— BEGIN —

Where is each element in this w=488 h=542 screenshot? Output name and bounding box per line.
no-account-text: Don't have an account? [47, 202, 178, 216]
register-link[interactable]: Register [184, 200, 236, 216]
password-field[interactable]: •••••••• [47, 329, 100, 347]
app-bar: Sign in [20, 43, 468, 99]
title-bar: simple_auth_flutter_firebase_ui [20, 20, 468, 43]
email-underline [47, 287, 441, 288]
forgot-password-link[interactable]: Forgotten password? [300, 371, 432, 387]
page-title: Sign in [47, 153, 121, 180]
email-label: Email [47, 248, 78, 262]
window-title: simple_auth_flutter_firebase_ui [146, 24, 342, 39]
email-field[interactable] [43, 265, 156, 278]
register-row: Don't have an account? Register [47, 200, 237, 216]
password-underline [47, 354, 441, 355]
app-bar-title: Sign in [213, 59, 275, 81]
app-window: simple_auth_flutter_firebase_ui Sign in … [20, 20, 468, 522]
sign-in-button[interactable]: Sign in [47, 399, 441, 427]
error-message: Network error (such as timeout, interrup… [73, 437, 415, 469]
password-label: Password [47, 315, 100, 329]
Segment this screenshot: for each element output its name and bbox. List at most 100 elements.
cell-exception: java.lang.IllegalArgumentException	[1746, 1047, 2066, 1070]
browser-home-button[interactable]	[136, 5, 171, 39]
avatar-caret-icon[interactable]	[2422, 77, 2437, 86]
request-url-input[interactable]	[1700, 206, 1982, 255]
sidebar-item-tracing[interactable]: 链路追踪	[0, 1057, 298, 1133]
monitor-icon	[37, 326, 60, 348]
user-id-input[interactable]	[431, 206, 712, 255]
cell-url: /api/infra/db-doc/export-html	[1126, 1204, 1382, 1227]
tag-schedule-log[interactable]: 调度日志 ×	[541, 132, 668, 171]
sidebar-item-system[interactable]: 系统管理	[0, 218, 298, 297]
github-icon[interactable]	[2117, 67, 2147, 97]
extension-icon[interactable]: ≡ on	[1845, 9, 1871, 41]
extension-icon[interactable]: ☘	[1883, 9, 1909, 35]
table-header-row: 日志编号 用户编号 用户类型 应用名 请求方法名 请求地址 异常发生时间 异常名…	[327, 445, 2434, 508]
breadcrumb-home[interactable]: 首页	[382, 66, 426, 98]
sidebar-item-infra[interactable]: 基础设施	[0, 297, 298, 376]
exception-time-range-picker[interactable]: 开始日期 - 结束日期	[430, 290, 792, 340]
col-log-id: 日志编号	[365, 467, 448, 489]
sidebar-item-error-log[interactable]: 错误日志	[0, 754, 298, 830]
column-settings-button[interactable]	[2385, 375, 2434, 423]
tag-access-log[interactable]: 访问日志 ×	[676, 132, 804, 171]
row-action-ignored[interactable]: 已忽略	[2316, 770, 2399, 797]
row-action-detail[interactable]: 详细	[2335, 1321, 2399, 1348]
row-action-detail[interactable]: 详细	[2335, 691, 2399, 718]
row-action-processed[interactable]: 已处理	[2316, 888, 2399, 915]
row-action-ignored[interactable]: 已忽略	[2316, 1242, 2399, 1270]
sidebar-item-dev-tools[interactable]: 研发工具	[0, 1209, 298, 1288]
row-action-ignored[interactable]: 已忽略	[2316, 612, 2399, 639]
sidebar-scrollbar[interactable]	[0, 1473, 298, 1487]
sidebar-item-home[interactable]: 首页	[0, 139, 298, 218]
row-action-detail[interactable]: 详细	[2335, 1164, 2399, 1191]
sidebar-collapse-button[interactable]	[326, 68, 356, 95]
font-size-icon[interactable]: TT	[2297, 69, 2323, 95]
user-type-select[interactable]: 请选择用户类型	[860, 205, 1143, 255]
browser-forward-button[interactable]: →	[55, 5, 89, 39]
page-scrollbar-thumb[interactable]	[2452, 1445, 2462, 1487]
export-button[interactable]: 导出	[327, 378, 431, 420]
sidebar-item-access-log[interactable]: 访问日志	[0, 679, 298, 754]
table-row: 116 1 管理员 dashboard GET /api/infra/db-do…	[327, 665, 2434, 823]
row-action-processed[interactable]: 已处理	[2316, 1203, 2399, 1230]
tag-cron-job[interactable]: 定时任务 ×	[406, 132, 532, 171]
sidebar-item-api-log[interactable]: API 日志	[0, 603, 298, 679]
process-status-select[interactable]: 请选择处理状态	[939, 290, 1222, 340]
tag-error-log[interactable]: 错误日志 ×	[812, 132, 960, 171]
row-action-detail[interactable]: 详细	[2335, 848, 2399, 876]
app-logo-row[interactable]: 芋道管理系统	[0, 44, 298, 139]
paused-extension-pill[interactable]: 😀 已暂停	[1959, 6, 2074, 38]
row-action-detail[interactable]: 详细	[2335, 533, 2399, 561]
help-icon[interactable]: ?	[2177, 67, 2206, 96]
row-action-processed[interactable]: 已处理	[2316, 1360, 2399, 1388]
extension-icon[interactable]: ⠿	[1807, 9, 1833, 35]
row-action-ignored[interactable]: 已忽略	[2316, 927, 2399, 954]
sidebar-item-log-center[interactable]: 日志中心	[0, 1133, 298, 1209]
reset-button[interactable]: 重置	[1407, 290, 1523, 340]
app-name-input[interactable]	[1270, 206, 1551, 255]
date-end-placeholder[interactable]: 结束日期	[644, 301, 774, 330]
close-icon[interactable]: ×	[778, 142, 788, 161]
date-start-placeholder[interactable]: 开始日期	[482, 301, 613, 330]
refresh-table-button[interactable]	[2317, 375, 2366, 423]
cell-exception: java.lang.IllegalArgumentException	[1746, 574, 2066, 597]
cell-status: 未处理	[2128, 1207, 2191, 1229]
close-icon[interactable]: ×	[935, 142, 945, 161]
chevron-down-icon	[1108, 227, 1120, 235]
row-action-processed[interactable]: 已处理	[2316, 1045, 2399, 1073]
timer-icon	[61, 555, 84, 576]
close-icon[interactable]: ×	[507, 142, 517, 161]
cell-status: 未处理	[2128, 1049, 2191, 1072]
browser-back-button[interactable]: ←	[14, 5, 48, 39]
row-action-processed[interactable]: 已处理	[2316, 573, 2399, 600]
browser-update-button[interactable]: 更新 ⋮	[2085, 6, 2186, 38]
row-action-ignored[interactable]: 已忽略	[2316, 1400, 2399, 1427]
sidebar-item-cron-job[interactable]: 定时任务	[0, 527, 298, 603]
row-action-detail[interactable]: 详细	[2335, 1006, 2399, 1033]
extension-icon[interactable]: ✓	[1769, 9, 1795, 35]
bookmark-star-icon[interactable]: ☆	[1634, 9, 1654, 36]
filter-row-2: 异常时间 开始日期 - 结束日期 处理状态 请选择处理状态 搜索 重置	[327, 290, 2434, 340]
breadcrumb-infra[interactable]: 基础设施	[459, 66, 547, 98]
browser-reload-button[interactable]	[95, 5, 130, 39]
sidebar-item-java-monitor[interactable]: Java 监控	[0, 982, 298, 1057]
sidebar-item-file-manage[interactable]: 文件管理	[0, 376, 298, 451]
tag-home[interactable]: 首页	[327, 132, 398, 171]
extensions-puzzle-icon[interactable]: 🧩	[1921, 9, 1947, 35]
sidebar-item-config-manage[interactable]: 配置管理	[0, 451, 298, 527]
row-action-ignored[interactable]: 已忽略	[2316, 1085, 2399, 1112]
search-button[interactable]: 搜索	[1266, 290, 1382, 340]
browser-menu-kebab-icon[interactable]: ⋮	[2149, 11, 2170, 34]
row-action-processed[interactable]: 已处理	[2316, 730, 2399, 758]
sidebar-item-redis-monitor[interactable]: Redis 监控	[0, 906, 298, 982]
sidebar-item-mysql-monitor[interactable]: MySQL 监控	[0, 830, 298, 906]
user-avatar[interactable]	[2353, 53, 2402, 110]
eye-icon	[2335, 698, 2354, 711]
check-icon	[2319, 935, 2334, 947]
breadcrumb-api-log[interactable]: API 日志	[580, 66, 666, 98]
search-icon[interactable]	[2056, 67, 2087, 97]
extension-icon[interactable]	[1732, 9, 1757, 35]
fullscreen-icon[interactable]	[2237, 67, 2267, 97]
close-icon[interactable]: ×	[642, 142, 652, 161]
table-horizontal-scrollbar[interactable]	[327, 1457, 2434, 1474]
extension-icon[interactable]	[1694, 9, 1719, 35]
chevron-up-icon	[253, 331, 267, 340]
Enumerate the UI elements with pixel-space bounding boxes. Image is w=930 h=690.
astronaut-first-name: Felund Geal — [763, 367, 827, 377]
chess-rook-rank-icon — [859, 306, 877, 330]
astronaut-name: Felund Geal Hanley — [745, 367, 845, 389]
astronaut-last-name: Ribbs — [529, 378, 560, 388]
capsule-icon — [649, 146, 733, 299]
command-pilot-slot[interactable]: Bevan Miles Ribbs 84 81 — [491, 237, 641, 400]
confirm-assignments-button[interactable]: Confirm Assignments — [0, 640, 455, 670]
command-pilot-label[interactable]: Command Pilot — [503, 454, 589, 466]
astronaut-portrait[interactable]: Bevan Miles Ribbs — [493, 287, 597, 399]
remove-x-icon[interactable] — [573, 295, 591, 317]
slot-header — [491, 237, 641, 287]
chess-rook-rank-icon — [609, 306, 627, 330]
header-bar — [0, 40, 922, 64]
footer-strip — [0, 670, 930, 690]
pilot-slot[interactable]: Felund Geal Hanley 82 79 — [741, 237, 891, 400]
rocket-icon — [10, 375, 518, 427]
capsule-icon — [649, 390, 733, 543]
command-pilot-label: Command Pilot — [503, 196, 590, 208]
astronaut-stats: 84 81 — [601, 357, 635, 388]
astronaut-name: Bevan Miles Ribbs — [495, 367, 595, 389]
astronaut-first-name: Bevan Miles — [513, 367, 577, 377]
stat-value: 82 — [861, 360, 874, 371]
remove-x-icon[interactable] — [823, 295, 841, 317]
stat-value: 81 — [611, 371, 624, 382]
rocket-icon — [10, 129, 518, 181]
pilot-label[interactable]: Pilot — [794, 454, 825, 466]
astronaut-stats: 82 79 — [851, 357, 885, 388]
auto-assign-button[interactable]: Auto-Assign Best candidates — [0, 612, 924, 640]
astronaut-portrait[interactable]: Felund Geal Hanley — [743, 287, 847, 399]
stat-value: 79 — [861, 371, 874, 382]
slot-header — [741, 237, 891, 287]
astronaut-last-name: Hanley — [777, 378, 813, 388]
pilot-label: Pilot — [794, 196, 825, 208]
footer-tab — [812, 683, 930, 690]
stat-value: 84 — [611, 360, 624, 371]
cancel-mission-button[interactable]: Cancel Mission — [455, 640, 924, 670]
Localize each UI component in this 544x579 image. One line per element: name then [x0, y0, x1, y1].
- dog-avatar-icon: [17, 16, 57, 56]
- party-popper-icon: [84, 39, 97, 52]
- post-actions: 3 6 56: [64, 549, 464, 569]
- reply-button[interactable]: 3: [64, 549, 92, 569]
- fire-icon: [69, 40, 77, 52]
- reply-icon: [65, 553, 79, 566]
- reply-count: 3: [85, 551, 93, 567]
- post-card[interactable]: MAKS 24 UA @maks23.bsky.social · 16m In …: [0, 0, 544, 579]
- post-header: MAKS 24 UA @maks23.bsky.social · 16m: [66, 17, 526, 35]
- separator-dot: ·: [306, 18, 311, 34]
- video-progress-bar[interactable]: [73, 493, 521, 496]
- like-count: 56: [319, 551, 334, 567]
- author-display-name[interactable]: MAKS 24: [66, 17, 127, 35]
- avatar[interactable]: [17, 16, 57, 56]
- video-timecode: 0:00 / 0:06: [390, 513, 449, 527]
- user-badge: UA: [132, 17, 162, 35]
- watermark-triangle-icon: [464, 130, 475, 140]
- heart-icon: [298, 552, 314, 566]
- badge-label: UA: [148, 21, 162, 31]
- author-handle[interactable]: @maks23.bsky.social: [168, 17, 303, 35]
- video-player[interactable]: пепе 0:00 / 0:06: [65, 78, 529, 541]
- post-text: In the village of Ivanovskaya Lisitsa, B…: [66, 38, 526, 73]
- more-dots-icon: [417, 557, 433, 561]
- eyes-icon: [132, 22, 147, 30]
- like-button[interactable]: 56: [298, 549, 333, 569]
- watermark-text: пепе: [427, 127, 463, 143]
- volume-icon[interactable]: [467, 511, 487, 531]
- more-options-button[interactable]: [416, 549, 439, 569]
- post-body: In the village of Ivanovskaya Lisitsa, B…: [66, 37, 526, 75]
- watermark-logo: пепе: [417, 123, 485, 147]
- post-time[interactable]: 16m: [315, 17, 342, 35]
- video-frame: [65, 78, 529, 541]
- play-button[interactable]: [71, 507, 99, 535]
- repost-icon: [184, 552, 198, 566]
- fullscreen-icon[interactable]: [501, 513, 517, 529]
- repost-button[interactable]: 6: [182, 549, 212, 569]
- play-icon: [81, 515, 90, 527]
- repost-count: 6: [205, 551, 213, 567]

— END —

**Task objective**
Turn the lines from the first one through the line containing "app-bar: Sign in [20, 43, 468, 99]", inclusive, into a numbered list, leaving out any blank lines.

**Written solution**
1. Where is each element in this w=488 h=542 screenshot? Output name and bounding box per line.
2. no-account-text: Don't have an account? [47, 202, 178, 216]
3. register-link[interactable]: Register [184, 200, 236, 216]
4. password-field[interactable]: •••••••• [47, 329, 100, 347]
5. app-bar: Sign in [20, 43, 468, 99]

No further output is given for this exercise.